* What to do
Nothing in the records may be left out or altered; reproduce them all exactly.

* Entries shown
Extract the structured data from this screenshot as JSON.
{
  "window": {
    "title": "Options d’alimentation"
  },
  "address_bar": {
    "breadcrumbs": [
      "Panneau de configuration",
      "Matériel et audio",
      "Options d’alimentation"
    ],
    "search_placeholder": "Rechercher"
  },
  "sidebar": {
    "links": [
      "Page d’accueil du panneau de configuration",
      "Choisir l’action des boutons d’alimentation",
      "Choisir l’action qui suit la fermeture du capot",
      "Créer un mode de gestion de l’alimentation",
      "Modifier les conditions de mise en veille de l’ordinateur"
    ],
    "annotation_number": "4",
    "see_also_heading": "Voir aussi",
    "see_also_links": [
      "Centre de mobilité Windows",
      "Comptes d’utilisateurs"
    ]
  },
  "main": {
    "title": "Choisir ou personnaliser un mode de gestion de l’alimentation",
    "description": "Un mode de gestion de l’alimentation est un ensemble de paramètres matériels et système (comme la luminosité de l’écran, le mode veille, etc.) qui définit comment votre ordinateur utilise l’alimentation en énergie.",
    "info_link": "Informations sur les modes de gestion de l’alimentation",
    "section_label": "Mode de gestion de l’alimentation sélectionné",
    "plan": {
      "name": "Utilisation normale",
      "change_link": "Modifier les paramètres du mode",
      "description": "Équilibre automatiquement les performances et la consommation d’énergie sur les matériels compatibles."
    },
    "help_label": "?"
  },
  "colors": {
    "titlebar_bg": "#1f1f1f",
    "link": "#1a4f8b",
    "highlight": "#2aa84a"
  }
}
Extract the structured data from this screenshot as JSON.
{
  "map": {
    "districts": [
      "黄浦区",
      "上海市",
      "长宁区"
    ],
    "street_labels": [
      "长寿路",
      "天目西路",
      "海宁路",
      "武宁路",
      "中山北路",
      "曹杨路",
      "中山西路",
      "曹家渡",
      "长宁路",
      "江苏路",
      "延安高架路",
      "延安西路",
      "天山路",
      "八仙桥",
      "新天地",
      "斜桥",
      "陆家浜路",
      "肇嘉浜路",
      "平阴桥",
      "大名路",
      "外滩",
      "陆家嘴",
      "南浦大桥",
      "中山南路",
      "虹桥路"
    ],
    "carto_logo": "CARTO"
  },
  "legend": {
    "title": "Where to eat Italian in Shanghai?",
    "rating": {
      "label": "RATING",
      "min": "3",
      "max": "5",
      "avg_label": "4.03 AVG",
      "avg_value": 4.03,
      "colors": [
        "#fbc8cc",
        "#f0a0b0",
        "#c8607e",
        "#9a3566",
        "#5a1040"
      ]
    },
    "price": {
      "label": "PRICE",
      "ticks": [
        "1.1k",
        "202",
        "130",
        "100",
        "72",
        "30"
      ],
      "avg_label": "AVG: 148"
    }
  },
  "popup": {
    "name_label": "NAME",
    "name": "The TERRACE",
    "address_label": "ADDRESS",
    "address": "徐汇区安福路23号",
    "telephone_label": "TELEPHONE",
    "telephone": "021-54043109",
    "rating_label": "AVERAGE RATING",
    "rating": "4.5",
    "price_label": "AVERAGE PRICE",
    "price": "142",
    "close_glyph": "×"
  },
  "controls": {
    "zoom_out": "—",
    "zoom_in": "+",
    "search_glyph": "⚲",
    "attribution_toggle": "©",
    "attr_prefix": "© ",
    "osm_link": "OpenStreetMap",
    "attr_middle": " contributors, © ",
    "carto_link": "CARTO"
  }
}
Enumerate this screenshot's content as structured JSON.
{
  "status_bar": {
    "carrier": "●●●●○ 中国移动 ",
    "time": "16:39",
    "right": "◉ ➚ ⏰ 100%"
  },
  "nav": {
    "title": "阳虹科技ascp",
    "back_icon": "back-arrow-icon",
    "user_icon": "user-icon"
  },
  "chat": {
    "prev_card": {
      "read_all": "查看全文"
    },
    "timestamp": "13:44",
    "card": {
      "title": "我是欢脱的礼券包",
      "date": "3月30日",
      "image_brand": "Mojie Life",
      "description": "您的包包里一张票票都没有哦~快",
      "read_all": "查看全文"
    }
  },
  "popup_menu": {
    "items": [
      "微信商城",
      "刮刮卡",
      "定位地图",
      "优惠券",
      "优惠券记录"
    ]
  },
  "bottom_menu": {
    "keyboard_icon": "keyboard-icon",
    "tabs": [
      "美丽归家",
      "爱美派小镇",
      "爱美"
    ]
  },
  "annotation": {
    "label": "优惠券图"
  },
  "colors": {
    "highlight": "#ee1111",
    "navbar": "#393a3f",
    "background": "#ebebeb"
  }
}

* Task answer
Extract the structured data from this screenshot as JSON.
{
  "window": {
    "title": "Options d’alimentation"
  },
  "address_bar": {
    "breadcrumbs": [
      "Panneau de configuration",
      "Matériel et audio",
      "Options d’alimentation"
    ],
    "search_placeholder": "Rechercher"
  },
  "sidebar": {
    "links": [
      "Page d’accueil du panneau de configuration",
      "Choisir l’action des boutons d’alimentation",
      "Choisir l’action qui suit la fermeture du capot",
      "Créer un mode de gestion de l’alimentation",
      "Modifier les conditions de mise en veille de l’ordinateur"
    ],
    "annotation_number": "4",
    "see_also_heading": "Voir aussi",
    "see_also_links": [
      "Centre de mobilité Windows",
      "Comptes d’utilisateurs"
    ]
  },
  "main": {
    "title": "Choisir ou personnaliser un mode de gestion de l’alimentation",
    "description": "Un mode de gestion de l’alimentation est un ensemble de paramètres matériels et système (comme la luminosité de l’écran, le mode veille, etc.) qui définit comment votre ordinateur utilise l’alimentation en énergie.",
    "info_link": "Informations sur les modes de gestion de l’alimentation",
    "section_label": "Mode de gestion de l’alimentation sélectionné",
    "plan": {
      "name": "Utilisation normale",
      "change_link": "Modifier les paramètres du mode",
      "description": "Équilibre automatiquement les performances et la consommation d’énergie sur les matériels compatibles."
    },
    "help_label": "?"
  },
  "colors": {
    "titlebar_bg": "#1f1f1f",
    "link": "#1a4f8b",
    "highlight": "#2aa84a"
  }
}
Extract the structured data from this screenshot as JSON.
{
  "map": {
    "districts": [
      "黄浦区",
      "上海市",
      "长宁区"
    ],
    "street_labels": [
      "长寿路",
      "天目西路",
      "海宁路",
      "武宁路",
      "中山北路",
      "曹杨路",
      "中山西路",
      "曹家渡",
      "长宁路",
      "江苏路",
      "延安高架路",
      "延安西路",
      "天山路",
      "八仙桥",
      "新天地",
      "斜桥",
      "陆家浜路",
      "肇嘉浜路",
      "平阴桥",
      "大名路",
      "外滩",
      "陆家嘴",
      "南浦大桥",
      "中山南路",
      "虹桥路"
    ],
    "carto_logo": "CARTO"
  },
  "legend": {
    "title": "Where to eat Italian in Shanghai?",
    "rating": {
      "label": "RATING",
      "min": "3",
      "max": "5",
      "avg_label": "4.03 AVG",
      "avg_value": 4.03,
      "colors": [
        "#fbc8cc",
        "#f0a0b0",
        "#c8607e",
        "#9a3566",
        "#5a1040"
      ]
    },
    "price": {
      "label": "PRICE",
      "ticks": [
        "1.1k",
        "202",
        "130",
        "100",
        "72",
        "30"
      ],
      "avg_label": "AVG: 148"
    }
  },
  "popup": {
    "name_label": "NAME",
    "name": "The TERRACE",
    "address_label": "ADDRESS",
    "address": "徐汇区安福路23号",
    "telephone_label": "TELEPHONE",
    "telephone": "021-54043109",
    "rating_label": "AVERAGE RATING",
    "rating": "4.5",
    "price_label": "AVERAGE PRICE",
    "price": "142",
    "close_glyph": "×"
  },
  "controls": {
    "zoom_out": "—",
    "zoom_in": "+",
    "search_glyph": "⚲",
    "attribution_toggle": "©",
    "attr_prefix": "© ",
    "osm_link": "OpenStreetMap",
    "attr_middle": " contributors, © ",
    "carto_link": "CARTO"
  }
}
Enumerate this screenshot's content as structured JSON.
{
  "status_bar": {
    "carrier": "●●●●○ 中国移动 ",
    "time": "16:39",
    "right": "◉ ➚ ⏰ 100%"
  },
  "nav": {
    "title": "阳虹科技ascp",
    "back_icon": "back-arrow-icon",
    "user_icon": "user-icon"
  },
  "chat": {
    "prev_card": {
      "read_all": "查看全文"
    },
    "timestamp": "13:44",
    "card": {
      "title": "我是欢脱的礼券包",
      "date": "3月30日",
      "image_brand": "Mojie Life",
      "description": "您的包包里一张票票都没有哦~快",
      "read_all": "查看全文"
    }
  },
  "popup_menu": {
    "items": [
      "微信商城",
      "刮刮卡",
      "定位地图",
      "优惠券",
      "优惠券记录"
    ]
  },
  "bottom_menu": {
    "keyboard_icon": "keyboard-icon",
    "tabs": [
      "美丽归家",
      "爱美派小镇",
      "爱美"
    ]
  },
  "annotation": {
    "label": "优惠券图"
  },
  "colors": {
    "highlight": "#ee1111",
    "navbar": "#393a3f",
    "background": "#ebebeb"
  }
}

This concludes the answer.